- [Stated problem]: Return the part of the Learning-To-Talk database page starting at "opts_knit$set(root.dir = wd)" and ending at "for this session.", copied word for word.

- [Text shown]:
============
In LearningToTalk/L2TDatabase: Helper Functions for the Learning-To-Talk 'MySQL' Database

library("knitr")
opts_chunk$set(
  collapse = TRUE, 
  comment = "#>", 
  message = FALSE,
  fig.width = 8,
  fig.height = 6,
  dpi = 300,
  out.width = "80%")

wd <- rprojroot::find_rstudio_root_file()
opts_knit$set(root.dir = wd)

Download the matches

Load in the list of participants. The table of matches is stored in a table called CIMatching in the database. We connect to the database, grab that table and the test scores for the children in that table.

library(dplyr)
library(L2TDatabase)

# We use the main RStudio project directory as the working folder 
# for this session.
wd <- rprojroot::find_rstudio_root_file()
dir_here <- file.path(wd, "inst", "analyses", "rwl_ci_nh_matches")
cnf_file <- file.path(wd, "inst", "l2t_db.cnf")

# Connect to database
l2t_main <- l2t_connect(cnf_file, "l2t")

# Download matches and scores from various tests
df_matches <- tbl(l2t_main, "CIMatching") %>% 
  left_join(tbl(l2t_main, "EVT")) %>% 
  left_join(tbl(l2t_main, "PPVT")) %>% 
  left_join(tbl(l2t_main, "GFTA")) %>% 
  select(Group = Matching_Group, Matching_PairNumber, ChildStudyID, 
         Study, ResearchID, ChildID,
         Female, AAE, LateTalker, CImplant, 
         Maternal_Education, Maternal_Education_Level, 
         EVT_Age, EVT_Raw, EVT_GSV, EVT_Standard,
         PPVT_Age, PPVT_Raw, PPVT_GSV, PPVT_Standard, 
         GFTA_Age:GFTA_Standard) %>% 
  collect()
============
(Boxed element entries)

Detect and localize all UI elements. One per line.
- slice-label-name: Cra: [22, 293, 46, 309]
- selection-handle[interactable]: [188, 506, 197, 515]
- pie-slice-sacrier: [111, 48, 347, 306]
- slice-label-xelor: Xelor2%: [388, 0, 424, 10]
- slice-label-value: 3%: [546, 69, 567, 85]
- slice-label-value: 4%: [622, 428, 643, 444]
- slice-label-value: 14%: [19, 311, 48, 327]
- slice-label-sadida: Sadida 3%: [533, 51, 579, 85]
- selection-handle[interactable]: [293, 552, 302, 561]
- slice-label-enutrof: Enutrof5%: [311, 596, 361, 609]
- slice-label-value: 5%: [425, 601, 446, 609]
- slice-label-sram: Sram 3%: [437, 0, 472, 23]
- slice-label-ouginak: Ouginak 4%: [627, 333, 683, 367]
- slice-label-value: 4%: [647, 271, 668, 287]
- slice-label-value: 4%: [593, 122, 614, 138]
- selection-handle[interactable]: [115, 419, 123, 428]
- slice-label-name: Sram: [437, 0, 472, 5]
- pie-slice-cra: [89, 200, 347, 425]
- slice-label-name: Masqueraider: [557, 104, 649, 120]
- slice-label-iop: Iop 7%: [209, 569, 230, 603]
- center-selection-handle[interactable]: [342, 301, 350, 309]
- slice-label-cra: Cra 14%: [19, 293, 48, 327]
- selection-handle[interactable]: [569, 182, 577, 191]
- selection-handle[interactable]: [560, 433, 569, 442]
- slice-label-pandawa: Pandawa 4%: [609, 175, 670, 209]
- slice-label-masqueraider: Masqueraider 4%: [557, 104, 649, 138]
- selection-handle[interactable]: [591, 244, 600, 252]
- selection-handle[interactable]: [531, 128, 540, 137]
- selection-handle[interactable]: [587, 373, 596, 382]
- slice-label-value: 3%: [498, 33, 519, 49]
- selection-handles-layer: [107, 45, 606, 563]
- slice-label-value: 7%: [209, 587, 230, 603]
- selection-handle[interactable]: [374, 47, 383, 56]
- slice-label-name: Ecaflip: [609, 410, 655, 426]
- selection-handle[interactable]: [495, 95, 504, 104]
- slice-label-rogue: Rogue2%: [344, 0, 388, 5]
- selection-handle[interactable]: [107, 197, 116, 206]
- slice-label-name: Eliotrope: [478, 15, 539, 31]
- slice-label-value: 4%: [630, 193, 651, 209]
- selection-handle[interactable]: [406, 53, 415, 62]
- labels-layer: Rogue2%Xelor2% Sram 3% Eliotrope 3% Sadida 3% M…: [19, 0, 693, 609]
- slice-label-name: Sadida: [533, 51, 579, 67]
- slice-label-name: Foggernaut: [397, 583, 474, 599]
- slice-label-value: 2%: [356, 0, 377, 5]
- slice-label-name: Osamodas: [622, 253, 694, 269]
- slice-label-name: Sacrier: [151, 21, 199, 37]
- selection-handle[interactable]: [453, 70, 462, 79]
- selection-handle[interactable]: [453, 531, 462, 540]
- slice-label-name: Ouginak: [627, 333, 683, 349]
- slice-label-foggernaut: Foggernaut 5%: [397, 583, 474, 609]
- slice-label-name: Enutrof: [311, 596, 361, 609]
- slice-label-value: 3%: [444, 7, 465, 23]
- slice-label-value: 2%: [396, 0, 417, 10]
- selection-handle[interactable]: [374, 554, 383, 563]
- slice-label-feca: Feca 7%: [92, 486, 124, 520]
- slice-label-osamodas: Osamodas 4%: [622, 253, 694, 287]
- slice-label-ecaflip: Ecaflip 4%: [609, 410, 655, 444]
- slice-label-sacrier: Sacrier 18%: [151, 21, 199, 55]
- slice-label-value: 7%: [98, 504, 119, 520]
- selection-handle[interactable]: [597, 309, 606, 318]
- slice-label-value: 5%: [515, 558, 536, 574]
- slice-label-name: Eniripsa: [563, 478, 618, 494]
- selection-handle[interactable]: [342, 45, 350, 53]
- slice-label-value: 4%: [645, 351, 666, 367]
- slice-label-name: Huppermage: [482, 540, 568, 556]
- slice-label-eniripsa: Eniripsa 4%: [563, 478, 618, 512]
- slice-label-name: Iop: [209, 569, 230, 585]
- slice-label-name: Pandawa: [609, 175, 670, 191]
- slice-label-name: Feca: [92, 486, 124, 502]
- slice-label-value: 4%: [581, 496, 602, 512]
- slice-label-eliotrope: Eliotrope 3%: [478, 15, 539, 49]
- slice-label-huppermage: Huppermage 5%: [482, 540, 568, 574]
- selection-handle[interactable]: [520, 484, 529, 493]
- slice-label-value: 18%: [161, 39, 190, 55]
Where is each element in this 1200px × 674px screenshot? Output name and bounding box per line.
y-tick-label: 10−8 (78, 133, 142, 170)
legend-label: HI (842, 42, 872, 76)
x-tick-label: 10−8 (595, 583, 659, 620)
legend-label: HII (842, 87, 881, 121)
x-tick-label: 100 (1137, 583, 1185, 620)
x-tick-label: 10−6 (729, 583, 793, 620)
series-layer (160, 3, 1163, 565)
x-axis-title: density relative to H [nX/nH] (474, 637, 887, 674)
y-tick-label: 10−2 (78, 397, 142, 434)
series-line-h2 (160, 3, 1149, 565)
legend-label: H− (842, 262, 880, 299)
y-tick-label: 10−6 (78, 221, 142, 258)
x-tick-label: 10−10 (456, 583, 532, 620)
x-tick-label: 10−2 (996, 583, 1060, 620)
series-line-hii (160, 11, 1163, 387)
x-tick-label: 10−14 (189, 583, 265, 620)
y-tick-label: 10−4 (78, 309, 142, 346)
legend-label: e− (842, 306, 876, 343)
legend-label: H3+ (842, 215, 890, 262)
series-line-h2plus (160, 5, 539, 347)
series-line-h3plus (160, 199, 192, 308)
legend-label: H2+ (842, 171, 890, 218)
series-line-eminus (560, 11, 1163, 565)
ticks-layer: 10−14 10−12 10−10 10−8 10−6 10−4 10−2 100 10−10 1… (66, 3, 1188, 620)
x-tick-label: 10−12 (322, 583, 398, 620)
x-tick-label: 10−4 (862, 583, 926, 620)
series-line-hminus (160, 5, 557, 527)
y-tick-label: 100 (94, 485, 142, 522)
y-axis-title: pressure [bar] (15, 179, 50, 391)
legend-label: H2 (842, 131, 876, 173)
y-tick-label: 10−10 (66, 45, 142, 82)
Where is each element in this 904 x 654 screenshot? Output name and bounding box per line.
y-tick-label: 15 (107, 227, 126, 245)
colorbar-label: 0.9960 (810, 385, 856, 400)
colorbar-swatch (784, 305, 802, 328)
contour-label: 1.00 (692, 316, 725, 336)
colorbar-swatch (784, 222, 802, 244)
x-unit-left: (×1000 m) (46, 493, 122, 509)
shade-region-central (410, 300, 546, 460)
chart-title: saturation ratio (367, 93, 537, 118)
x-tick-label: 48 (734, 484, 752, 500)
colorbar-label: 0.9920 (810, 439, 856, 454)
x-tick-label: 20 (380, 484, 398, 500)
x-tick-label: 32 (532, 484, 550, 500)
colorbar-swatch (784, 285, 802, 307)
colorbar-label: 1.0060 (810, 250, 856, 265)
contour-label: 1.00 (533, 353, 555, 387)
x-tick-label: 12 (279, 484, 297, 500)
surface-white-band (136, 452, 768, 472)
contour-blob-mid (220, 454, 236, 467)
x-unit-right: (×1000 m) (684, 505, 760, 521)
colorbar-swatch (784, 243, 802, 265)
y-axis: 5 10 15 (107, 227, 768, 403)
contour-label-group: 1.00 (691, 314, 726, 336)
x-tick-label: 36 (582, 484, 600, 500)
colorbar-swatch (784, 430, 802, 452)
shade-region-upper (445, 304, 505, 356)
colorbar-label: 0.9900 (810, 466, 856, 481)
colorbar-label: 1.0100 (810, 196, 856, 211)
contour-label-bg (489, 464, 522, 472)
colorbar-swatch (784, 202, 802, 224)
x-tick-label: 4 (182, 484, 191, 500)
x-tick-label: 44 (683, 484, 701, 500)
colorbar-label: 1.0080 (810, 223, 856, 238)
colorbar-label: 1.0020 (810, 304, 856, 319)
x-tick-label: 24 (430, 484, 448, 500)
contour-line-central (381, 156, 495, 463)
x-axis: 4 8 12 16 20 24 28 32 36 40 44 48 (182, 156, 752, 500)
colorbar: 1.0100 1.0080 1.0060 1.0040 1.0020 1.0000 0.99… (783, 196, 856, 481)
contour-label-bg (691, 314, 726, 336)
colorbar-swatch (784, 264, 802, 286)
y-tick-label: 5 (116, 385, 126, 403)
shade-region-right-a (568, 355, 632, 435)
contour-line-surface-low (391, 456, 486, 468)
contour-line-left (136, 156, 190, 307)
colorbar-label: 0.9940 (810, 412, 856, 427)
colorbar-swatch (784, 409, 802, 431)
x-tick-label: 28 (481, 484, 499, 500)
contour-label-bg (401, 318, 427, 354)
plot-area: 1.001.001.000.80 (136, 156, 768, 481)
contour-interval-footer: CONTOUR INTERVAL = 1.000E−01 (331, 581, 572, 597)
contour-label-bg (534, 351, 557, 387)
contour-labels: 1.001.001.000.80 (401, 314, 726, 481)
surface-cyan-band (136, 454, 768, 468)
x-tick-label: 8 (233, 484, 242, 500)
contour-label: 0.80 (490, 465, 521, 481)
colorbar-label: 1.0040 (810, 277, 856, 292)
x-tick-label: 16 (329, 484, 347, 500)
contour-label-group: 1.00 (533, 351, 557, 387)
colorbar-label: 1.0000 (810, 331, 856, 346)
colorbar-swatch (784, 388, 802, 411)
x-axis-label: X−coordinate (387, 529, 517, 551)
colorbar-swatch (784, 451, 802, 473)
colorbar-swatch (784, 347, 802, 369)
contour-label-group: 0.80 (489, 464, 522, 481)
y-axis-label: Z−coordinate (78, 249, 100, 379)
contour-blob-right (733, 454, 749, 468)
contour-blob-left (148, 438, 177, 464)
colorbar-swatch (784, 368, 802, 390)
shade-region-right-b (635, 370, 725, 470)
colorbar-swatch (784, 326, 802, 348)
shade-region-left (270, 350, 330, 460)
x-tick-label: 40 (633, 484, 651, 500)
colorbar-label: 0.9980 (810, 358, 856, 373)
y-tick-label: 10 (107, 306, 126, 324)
============
- [Worked answer]:
opts_knit$set(root.dir = wd)

Download the matches

Load in the list of participants. The table of matches is stored in a table called CIMatching in the database. We connect to the database, grab that table and the test scores for the children in that table.

library(dplyr)
library(L2TDatabase)

# We use the main RStudio project directory as the working folder 
# for this session.